• GIVEN TASK:
Transcribe each record below word for word.

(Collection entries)
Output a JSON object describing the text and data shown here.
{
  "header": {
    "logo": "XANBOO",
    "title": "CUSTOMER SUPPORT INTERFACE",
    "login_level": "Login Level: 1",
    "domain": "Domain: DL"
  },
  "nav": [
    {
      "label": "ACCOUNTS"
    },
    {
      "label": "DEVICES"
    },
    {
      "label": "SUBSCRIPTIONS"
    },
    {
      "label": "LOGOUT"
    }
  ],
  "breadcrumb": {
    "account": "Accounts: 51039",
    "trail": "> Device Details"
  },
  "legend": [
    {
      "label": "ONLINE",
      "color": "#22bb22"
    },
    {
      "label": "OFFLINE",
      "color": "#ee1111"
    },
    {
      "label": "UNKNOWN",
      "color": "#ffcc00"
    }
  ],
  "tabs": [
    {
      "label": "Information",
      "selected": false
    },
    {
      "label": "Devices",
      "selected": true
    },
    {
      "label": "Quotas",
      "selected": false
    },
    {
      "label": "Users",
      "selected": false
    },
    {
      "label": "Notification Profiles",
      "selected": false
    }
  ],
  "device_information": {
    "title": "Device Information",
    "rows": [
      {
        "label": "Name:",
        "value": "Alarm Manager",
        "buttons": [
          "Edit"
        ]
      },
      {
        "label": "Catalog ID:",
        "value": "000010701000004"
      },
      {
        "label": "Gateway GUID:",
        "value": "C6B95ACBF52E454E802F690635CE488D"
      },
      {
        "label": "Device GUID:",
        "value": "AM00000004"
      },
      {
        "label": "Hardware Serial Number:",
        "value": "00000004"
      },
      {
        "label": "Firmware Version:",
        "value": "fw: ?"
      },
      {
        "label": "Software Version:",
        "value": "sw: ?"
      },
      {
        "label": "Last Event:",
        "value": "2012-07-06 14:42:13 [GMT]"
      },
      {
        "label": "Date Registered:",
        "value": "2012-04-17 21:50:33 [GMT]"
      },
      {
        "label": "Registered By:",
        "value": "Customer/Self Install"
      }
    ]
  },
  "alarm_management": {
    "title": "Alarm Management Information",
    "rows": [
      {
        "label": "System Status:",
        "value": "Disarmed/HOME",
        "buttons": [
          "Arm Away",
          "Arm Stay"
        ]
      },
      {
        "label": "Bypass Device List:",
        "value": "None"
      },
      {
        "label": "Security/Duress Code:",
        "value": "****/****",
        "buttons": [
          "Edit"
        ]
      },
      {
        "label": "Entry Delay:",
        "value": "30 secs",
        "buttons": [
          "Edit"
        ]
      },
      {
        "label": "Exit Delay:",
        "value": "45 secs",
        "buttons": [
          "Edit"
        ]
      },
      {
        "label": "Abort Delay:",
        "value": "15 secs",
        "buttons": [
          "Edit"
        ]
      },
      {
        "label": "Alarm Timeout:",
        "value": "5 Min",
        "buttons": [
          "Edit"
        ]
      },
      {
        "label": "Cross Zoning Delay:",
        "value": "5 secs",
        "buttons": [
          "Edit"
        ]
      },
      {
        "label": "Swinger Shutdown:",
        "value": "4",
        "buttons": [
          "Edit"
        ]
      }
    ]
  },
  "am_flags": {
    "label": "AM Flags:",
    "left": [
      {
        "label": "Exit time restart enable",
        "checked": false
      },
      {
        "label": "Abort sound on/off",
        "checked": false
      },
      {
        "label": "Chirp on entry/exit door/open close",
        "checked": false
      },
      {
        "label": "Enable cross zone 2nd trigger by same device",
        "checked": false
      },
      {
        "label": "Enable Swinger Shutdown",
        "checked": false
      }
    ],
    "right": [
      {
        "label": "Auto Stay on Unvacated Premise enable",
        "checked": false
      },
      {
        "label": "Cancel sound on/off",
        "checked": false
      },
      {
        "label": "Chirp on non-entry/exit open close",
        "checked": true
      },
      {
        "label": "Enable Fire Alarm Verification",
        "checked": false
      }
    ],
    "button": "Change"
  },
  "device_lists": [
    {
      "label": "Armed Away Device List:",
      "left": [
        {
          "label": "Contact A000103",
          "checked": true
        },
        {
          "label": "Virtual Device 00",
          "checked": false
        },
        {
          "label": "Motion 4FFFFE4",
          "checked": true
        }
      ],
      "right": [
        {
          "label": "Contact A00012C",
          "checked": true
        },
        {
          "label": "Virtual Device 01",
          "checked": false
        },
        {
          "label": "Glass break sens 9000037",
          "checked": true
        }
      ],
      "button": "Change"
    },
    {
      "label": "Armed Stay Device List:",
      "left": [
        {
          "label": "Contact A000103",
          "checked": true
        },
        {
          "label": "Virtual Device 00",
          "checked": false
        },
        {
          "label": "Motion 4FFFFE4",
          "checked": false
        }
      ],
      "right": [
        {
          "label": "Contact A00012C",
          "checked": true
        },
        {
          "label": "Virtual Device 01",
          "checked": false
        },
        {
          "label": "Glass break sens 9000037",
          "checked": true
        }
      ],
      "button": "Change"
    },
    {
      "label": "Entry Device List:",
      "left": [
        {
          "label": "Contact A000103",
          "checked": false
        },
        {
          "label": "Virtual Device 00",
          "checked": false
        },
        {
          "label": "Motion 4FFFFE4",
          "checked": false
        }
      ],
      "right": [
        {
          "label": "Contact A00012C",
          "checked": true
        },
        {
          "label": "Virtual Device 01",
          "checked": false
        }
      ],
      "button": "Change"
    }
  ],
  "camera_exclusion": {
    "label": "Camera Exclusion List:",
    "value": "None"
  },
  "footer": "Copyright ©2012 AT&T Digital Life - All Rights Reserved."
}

• RESPONSE TO THE EXERCISE:
Output a JSON object describing the text and data shown here.
{
  "header": {
    "logo": "XANBOO",
    "title": "CUSTOMER SUPPORT INTERFACE",
    "login_level": "Login Level: 1",
    "domain": "Domain: DL"
  },
  "nav": [
    {
      "label": "ACCOUNTS"
    },
    {
      "label": "DEVICES"
    },
    {
      "label": "SUBSCRIPTIONS"
    },
    {
      "label": "LOGOUT"
    }
  ],
  "breadcrumb": {
    "account": "Accounts: 51039",
    "trail": "> Device Details"
  },
  "legend": [
    {
      "label": "ONLINE",
      "color": "#22bb22"
    },
    {
      "label": "OFFLINE",
      "color": "#ee1111"
    },
    {
      "label": "UNKNOWN",
      "color": "#ffcc00"
    }
  ],
  "tabs": [
    {
      "label": "Information",
      "selected": false
    },
    {
      "label": "Devices",
      "selected": true
    },
    {
      "label": "Quotas",
      "selected": false
    },
    {
      "label": "Users",
      "selected": false
    },
    {
      "label": "Notification Profiles",
      "selected": false
    }
  ],
  "device_information": {
    "title": "Device Information",
    "rows": [
      {
        "label": "Name:",
        "value": "Alarm Manager",
        "buttons": [
          "Edit"
        ]
      },
      {
        "label": "Catalog ID:",
        "value": "000010701000004"
      },
      {
        "label": "Gateway GUID:",
        "value": "C6B95ACBF52E454E802F690635CE488D"
      },
      {
        "label": "Device GUID:",
        "value": "AM00000004"
      },
      {
        "label": "Hardware Serial Number:",
        "value": "00000004"
      },
      {
        "label": "Firmware Version:",
        "value": "fw: ?"
      },
      {
        "label": "Software Version:",
        "value": "sw: ?"
      },
      {
        "label": "Last Event:",
        "value": "2012-07-06 14:42:13 [GMT]"
      },
      {
        "label": "Date Registered:",
        "value": "2012-04-17 21:50:33 [GMT]"
      },
      {
        "label": "Registered By:",
        "value": "Customer/Self Install"
      }
    ]
  },
  "alarm_management": {
    "title": "Alarm Management Information",
    "rows": [
      {
        "label": "System Status:",
        "value": "Disarmed/HOME",
        "buttons": [
          "Arm Away",
          "Arm Stay"
        ]
      },
      {
        "label": "Bypass Device List:",
        "value": "None"
      },
      {
        "label": "Security/Duress Code:",
        "value": "****/****",
        "buttons": [
          "Edit"
        ]
      },
      {
        "label": "Entry Delay:",
        "value": "30 secs",
        "buttons": [
          "Edit"
        ]
      },
      {
        "label": "Exit Delay:",
        "value": "45 secs",
        "buttons": [
          "Edit"
        ]
      },
      {
        "label": "Abort Delay:",
        "value": "15 secs",
        "buttons": [
          "Edit"
        ]
      },
      {
        "label": "Alarm Timeout:",
        "value": "5 Min",
        "buttons": [
          "Edit"
        ]
      },
      {
        "label": "Cross Zoning Delay:",
        "value": "5 secs",
        "buttons": [
          "Edit"
        ]
      },
      {
        "label": "Swinger Shutdown:",
        "value": "4",
        "buttons": [
          "Edit"
        ]
      }
    ]
  },
  "am_flags": {
    "label": "AM Flags:",
    "left": [
      {
        "label": "Exit time restart enable",
        "checked": false
      },
      {
        "label": "Abort sound on/off",
        "checked": false
      },
      {
        "label": "Chirp on entry/exit door/open close",
        "checked": false
      },
      {
        "label": "Enable cross zone 2nd trigger by same device",
        "checked": false
      },
      {
        "label": "Enable Swinger Shutdown",
        "checked": false
      }
    ],
    "right": [
      {
        "label": "Auto Stay on Unvacated Premise enable",
        "checked": false
      },
      {
        "label": "Cancel sound on/off",
        "checked": false
      },
      {
        "label": "Chirp on non-entry/exit open close",
        "checked": true
      },
      {
        "label": "Enable Fire Alarm Verification",
        "checked": false
      }
    ],
    "button": "Change"
  },
  "device_lists": [
    {
      "label": "Armed Away Device List:",
      "left": [
        {
          "label": "Contact A000103",
          "checked": true
        },
        {
          "label": "Virtual Device 00",
          "checked": false
        },
        {
          "label": "Motion 4FFFFE4",
          "checked": true
        }
      ],
      "right": [
        {
          "label": "Contact A00012C",
          "checked": true
        },
        {
          "label": "Virtual Device 01",
          "checked": false
        },
        {
          "label": "Glass break sens 9000037",
          "checked": true
        }
      ],
      "button": "Change"
    },
    {
      "label": "Armed Stay Device List:",
      "left": [
        {
          "label": "Contact A000103",
          "checked": true
        },
        {
          "label": "Virtual Device 00",
          "checked": false
        },
        {
          "label": "Motion 4FFFFE4",
          "checked": false
        }
      ],
      "right": [
        {
          "label": "Contact A00012C",
          "checked": true
        },
        {
          "label": "Virtual Device 01",
          "checked": false
        },
        {
          "label": "Glass break sens 9000037",
          "checked": true
        }
      ],
      "button": "Change"
    },
    {
      "label": "Entry Device List:",
      "left": [
        {
          "label": "Contact A000103",
          "checked": false
        },
        {
          "label": "Virtual Device 00",
          "checked": false
        },
        {
          "label": "Motion 4FFFFE4",
          "checked": false
        }
      ],
      "right": [
        {
          "label": "Contact A00012C",
          "checked": true
        },
        {
          "label": "Virtual Device 01",
          "checked": false
        }
      ],
      "button": "Change"
    }
  ],
  "camera_exclusion": {
    "label": "Camera Exclusion List:",
    "value": "None"
  },
  "footer": "Copyright ©2012 AT&T Digital Life - All Rights Reserved."
}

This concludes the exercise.